#### Exercise material
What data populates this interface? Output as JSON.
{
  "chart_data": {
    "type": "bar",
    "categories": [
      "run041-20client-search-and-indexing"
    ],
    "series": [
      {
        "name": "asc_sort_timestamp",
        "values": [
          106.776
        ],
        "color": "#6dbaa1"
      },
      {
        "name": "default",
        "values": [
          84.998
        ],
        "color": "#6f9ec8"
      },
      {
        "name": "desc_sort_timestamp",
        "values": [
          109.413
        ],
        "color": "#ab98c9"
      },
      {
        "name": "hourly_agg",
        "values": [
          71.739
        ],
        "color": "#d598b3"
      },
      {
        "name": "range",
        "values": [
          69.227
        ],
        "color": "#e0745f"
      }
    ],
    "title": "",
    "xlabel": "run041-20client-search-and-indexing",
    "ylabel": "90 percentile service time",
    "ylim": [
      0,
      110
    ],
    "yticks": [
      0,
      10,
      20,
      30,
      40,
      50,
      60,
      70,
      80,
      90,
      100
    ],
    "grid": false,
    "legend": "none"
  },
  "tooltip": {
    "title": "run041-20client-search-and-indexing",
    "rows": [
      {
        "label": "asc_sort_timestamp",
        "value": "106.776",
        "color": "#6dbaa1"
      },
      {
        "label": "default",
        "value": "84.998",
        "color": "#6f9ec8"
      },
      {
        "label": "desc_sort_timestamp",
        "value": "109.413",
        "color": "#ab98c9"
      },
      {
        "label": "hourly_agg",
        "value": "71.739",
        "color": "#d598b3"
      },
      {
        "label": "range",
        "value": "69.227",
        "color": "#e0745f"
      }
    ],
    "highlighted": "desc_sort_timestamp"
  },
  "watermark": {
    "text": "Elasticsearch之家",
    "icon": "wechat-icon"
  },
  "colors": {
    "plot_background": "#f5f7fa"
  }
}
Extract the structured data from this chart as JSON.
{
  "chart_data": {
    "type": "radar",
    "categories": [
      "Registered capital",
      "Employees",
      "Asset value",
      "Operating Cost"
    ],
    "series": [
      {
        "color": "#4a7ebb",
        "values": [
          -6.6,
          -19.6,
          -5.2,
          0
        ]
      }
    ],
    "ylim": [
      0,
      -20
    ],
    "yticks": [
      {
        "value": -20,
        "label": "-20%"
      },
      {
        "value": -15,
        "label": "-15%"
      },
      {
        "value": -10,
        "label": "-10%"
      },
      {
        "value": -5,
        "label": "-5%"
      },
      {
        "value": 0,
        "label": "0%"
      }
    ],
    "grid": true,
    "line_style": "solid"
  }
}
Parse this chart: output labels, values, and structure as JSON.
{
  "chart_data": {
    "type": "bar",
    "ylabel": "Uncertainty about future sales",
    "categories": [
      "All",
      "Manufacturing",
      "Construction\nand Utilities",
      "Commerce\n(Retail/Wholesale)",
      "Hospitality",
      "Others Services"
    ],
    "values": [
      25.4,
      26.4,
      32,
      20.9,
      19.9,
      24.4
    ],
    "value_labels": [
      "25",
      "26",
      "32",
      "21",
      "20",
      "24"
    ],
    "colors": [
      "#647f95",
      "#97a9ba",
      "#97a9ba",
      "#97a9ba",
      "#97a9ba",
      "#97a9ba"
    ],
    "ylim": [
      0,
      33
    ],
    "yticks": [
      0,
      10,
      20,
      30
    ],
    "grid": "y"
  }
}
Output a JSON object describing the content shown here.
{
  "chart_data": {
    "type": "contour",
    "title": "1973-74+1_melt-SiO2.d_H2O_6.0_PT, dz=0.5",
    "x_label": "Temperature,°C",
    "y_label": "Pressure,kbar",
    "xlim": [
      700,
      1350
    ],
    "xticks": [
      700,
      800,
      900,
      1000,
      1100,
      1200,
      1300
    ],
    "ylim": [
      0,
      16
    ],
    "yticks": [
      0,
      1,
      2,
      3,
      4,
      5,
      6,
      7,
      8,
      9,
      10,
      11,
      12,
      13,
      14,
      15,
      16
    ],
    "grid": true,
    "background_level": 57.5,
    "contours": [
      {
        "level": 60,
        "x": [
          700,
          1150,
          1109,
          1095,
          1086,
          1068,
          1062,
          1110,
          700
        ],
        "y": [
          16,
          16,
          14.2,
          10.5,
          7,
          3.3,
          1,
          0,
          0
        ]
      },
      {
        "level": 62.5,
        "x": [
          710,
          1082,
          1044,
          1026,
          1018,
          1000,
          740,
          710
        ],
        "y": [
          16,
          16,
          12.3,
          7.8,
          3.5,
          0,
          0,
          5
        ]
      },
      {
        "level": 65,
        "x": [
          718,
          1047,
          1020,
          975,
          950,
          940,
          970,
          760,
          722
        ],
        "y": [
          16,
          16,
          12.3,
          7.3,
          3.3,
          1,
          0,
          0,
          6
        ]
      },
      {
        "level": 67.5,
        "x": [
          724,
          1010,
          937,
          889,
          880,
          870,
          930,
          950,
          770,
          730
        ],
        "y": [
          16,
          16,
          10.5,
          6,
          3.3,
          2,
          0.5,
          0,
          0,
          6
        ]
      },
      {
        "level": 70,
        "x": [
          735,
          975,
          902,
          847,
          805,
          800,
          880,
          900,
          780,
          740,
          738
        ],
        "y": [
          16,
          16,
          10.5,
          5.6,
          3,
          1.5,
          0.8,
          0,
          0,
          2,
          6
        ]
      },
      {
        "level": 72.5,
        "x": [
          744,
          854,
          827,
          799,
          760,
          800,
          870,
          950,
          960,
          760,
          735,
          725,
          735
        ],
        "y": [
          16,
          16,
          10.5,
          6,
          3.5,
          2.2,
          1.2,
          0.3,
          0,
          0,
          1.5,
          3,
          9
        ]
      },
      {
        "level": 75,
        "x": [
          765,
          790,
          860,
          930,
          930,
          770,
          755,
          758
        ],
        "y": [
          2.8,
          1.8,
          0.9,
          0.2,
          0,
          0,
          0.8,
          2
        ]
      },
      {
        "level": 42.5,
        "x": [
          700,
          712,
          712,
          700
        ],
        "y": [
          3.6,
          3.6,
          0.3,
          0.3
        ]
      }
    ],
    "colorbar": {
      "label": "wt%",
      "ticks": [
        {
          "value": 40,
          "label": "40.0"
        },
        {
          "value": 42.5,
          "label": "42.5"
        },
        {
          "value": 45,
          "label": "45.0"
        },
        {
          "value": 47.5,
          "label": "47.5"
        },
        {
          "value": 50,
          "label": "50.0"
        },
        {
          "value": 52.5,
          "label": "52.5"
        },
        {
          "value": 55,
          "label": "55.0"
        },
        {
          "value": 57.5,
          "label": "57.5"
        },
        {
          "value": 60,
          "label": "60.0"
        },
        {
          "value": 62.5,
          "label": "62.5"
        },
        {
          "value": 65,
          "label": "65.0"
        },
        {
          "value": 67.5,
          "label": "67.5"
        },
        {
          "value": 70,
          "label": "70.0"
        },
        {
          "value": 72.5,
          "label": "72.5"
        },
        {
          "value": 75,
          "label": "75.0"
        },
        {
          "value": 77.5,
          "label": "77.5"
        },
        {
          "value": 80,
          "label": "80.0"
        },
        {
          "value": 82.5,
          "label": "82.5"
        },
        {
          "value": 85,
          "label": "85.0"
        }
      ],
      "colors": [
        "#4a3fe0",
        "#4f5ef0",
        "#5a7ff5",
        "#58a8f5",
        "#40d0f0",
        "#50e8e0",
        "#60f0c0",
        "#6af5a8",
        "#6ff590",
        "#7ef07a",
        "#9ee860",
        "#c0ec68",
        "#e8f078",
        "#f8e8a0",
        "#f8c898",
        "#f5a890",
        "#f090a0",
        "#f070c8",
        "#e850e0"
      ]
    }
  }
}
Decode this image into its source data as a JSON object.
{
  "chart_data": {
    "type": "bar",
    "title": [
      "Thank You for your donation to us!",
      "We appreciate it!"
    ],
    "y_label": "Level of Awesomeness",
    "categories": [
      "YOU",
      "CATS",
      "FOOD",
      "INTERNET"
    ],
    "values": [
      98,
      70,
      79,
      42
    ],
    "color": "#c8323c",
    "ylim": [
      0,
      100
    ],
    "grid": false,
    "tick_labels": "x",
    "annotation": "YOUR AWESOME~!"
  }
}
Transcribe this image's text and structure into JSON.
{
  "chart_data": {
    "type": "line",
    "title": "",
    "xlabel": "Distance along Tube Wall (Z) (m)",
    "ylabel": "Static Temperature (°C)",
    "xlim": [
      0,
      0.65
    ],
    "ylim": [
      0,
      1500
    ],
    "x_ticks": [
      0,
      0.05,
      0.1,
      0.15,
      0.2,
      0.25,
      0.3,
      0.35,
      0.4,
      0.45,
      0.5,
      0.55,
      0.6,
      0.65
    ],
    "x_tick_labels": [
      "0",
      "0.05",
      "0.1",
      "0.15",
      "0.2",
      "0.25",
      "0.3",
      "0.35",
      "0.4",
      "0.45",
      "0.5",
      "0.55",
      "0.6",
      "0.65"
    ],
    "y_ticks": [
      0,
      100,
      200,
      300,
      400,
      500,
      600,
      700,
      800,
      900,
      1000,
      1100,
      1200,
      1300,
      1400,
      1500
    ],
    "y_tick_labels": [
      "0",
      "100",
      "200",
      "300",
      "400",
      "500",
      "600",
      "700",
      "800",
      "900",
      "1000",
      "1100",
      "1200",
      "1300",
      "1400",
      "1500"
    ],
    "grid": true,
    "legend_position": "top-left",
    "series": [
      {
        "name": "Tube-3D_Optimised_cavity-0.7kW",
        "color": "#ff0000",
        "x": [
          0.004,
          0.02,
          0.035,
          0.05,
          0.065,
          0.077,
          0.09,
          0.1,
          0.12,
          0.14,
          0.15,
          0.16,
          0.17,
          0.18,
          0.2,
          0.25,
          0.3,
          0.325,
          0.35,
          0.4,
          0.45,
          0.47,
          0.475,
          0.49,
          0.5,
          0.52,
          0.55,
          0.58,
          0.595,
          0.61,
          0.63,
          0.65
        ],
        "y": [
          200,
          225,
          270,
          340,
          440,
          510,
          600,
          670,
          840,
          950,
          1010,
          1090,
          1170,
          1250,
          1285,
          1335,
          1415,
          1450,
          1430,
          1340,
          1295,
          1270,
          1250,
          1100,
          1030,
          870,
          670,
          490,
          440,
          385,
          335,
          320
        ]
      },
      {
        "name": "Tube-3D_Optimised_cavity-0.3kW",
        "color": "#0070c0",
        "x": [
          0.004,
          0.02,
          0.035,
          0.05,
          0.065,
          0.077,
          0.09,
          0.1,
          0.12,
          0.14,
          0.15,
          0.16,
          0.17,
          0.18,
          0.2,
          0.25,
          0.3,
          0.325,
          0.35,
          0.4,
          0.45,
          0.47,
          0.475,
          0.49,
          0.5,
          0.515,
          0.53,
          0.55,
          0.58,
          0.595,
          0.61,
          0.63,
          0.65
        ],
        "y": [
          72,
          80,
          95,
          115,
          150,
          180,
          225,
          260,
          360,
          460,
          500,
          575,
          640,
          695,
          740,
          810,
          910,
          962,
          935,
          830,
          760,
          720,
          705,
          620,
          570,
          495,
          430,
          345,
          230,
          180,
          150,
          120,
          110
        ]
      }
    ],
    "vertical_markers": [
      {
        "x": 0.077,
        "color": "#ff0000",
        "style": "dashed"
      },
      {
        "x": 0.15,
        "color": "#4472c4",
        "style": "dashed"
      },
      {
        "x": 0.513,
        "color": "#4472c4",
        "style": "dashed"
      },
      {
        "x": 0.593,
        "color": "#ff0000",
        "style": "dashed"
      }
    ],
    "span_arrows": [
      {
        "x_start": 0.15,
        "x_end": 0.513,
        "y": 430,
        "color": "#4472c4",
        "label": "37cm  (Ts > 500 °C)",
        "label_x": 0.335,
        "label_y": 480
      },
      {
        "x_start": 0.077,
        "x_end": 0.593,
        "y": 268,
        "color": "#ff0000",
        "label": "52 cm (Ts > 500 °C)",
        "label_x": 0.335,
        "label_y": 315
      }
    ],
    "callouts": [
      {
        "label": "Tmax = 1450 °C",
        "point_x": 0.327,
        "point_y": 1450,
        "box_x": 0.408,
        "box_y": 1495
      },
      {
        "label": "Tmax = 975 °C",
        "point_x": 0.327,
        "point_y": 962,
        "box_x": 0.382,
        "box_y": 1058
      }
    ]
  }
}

#### Your task
Reproduce each line from the records that contains the word "JSON".

#### Answer to this task
What data populates this interface? Output as JSON.
Extract the structured data from this chart as JSON.
Parse this chart: output labels, values, and structure as JSON.
Output a JSON object describing the content shown here.
Decode this image into its source data as a JSON object.
Transcribe this image's text and structure into JSON.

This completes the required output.